**Direction**: Make an exact transcription of the material, leaving out all images.

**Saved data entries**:

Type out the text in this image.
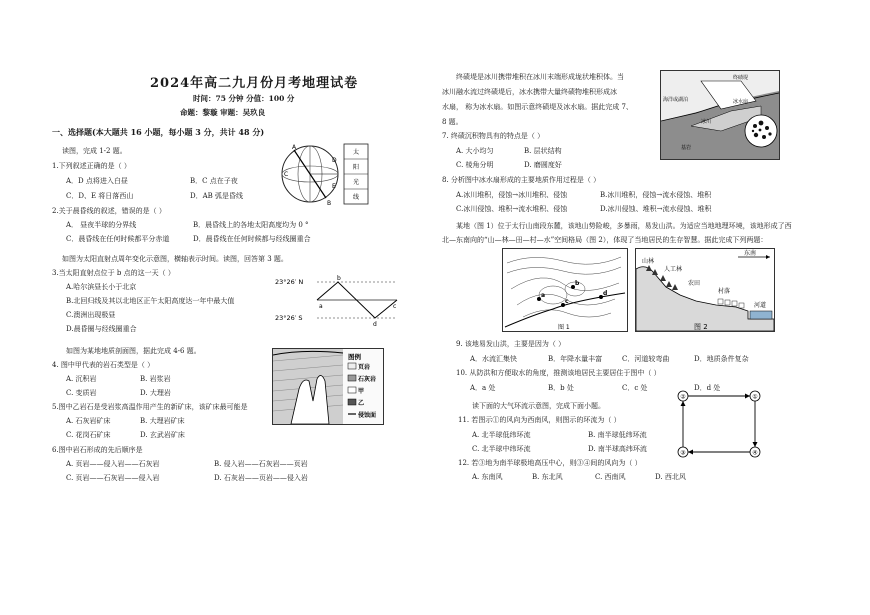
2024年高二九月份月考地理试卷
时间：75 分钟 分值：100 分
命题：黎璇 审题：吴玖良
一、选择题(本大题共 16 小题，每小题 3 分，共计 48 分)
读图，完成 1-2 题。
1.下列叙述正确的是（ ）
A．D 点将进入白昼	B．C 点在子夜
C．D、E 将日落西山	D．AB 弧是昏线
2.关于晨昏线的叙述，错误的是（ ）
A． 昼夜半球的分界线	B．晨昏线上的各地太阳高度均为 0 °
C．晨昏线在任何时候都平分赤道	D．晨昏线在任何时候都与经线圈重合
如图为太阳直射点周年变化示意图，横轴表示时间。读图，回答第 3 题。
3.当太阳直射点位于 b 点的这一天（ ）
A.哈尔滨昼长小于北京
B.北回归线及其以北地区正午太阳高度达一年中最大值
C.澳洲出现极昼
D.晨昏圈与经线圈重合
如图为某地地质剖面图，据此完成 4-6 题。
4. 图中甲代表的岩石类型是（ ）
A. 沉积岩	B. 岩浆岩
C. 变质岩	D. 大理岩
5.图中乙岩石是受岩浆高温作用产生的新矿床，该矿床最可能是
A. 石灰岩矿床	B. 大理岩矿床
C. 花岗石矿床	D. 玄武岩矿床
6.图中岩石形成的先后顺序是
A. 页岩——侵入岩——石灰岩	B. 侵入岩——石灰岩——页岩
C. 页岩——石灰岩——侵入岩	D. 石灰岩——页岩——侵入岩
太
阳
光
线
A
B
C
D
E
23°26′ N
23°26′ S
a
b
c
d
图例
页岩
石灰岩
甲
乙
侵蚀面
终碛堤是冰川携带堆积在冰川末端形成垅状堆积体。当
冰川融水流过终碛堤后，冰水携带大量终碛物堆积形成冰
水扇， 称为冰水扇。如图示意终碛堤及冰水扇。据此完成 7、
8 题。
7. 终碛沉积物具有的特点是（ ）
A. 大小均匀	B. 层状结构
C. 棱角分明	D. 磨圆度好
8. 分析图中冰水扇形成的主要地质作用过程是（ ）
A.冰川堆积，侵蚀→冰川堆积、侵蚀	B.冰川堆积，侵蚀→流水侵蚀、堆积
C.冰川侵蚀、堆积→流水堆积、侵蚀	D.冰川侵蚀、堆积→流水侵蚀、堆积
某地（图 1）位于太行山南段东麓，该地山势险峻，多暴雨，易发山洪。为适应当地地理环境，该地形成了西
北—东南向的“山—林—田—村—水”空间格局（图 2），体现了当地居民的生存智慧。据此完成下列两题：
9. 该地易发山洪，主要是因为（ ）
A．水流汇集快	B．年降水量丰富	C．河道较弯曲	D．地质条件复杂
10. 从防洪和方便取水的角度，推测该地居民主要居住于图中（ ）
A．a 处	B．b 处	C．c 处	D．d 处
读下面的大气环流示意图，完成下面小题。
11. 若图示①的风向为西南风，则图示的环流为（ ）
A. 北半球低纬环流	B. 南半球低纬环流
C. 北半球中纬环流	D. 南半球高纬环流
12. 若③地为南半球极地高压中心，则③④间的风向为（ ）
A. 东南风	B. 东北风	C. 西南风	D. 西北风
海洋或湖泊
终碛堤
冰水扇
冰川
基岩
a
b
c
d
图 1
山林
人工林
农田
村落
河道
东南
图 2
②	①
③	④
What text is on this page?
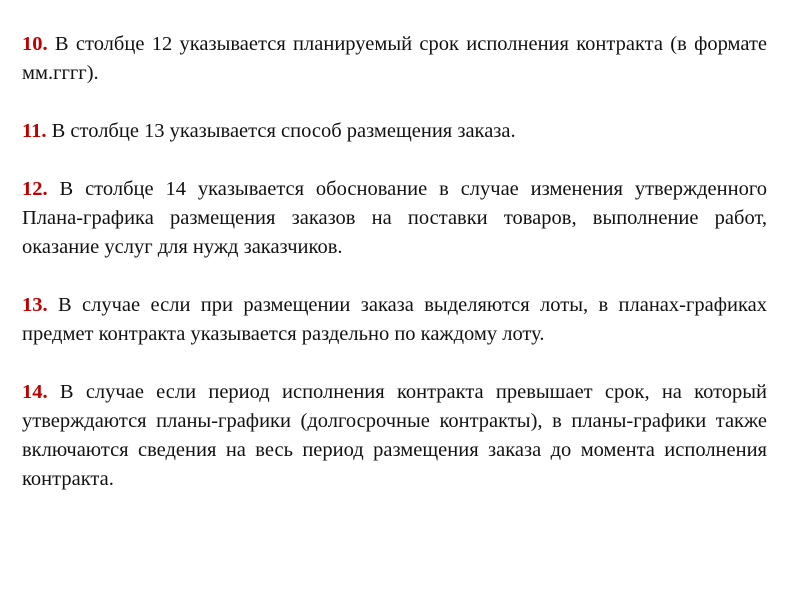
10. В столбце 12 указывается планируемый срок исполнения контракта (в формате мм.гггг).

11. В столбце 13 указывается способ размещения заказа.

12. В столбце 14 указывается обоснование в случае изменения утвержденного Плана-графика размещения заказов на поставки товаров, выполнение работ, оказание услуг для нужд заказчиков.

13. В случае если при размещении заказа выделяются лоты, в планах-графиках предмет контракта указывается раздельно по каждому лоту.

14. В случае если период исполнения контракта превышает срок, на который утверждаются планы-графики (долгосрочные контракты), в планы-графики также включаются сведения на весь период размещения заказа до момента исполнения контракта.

**Completed task**:
Type out the text in this image.
2024年高二九月份月考地理试卷
时间：75 分钟 分值：100 分
命题：黎璇 审题：吴玖良
一、选择题(本大题共 16 小题，每小题 3 分，共计 48 分)
读图，完成 1-2 题。
1.下列叙述正确的是（ ）
A．D 点将进入白昼	B．C 点在子夜
C．D、E 将日落西山	D．AB 弧是昏线
2.关于晨昏线的叙述，错误的是（ ）
A． 昼夜半球的分界线	B．晨昏线上的各地太阳高度均为 0 °
C．晨昏线在任何时候都平分赤道	D．晨昏线在任何时候都与经线圈重合
如图为太阳直射点周年变化示意图，横轴表示时间。读图，回答第 3 题。
3.当太阳直射点位于 b 点的这一天（ ）
A.哈尔滨昼长小于北京
B.北回归线及其以北地区正午太阳高度达一年中最大值
C.澳洲出现极昼
D.晨昏圈与经线圈重合
如图为某地地质剖面图，据此完成 4-6 题。
4. 图中甲代表的岩石类型是（ ）
A. 沉积岩	B. 岩浆岩
C. 变质岩	D. 大理岩
5.图中乙岩石是受岩浆高温作用产生的新矿床，该矿床最可能是
A. 石灰岩矿床	B. 大理岩矿床
C. 花岗石矿床	D. 玄武岩矿床
6.图中岩石形成的先后顺序是
A. 页岩——侵入岩——石灰岩	B. 侵入岩——石灰岩——页岩
C. 页岩——石灰岩——侵入岩	D. 石灰岩——页岩——侵入岩
太
阳
光
线
A
B
C
D
E
23°26′ N
23°26′ S
a
b
c
d
图例
页岩
石灰岩
甲
乙
侵蚀面
终碛堤是冰川携带堆积在冰川末端形成垅状堆积体。当
冰川融水流过终碛堤后，冰水携带大量终碛物堆积形成冰
水扇， 称为冰水扇。如图示意终碛堤及冰水扇。据此完成 7、
8 题。
7. 终碛沉积物具有的特点是（ ）
A. 大小均匀	B. 层状结构
C. 棱角分明	D. 磨圆度好
8. 分析图中冰水扇形成的主要地质作用过程是（ ）
A.冰川堆积，侵蚀→冰川堆积、侵蚀	B.冰川堆积，侵蚀→流水侵蚀、堆积
C.冰川侵蚀、堆积→流水堆积、侵蚀	D.冰川侵蚀、堆积→流水侵蚀、堆积
某地（图 1）位于太行山南段东麓，该地山势险峻，多暴雨，易发山洪。为适应当地地理环境，该地形成了西
北—东南向的“山—林—田—村—水”空间格局（图 2），体现了当地居民的生存智慧。据此完成下列两题：
9. 该地易发山洪，主要是因为（ ）
A．水流汇集快	B．年降水量丰富	C．河道较弯曲	D．地质条件复杂
10. 从防洪和方便取水的角度，推测该地居民主要居住于图中（ ）
A．a 处	B．b 处	C．c 处	D．d 处
读下面的大气环流示意图，完成下面小题。
11. 若图示①的风向为西南风，则图示的环流为（ ）
A. 北半球低纬环流	B. 南半球低纬环流
C. 北半球中纬环流	D. 南半球高纬环流
12. 若③地为南半球极地高压中心，则③④间的风向为（ ）
A. 东南风	B. 东北风	C. 西南风	D. 西北风
海洋或湖泊
终碛堤
冰水扇
冰川
基岩
a
b
c
d
图 1
山林
人工林
农田
村落
河道
东南
图 2
②	①
③	④
What text is on this page?
10. В столбце 12 указывается планируемый срок исполнения контракта (в формате мм.гггг).

11. В столбце 13 указывается способ размещения заказа.

12. В столбце 14 указывается обоснование в случае изменения утвержденного Плана-графика размещения заказов на поставки товаров, выполнение работ, оказание услуг для нужд заказчиков.

13. В случае если при размещении заказа выделяются лоты, в планах-графиках предмет контракта указывается раздельно по каждому лоту.

14. В случае если период исполнения контракта превышает срок, на который утверждаются планы-графики (долгосрочные контракты), в планы-графики также включаются сведения на весь период размещения заказа до момента исполнения контракта.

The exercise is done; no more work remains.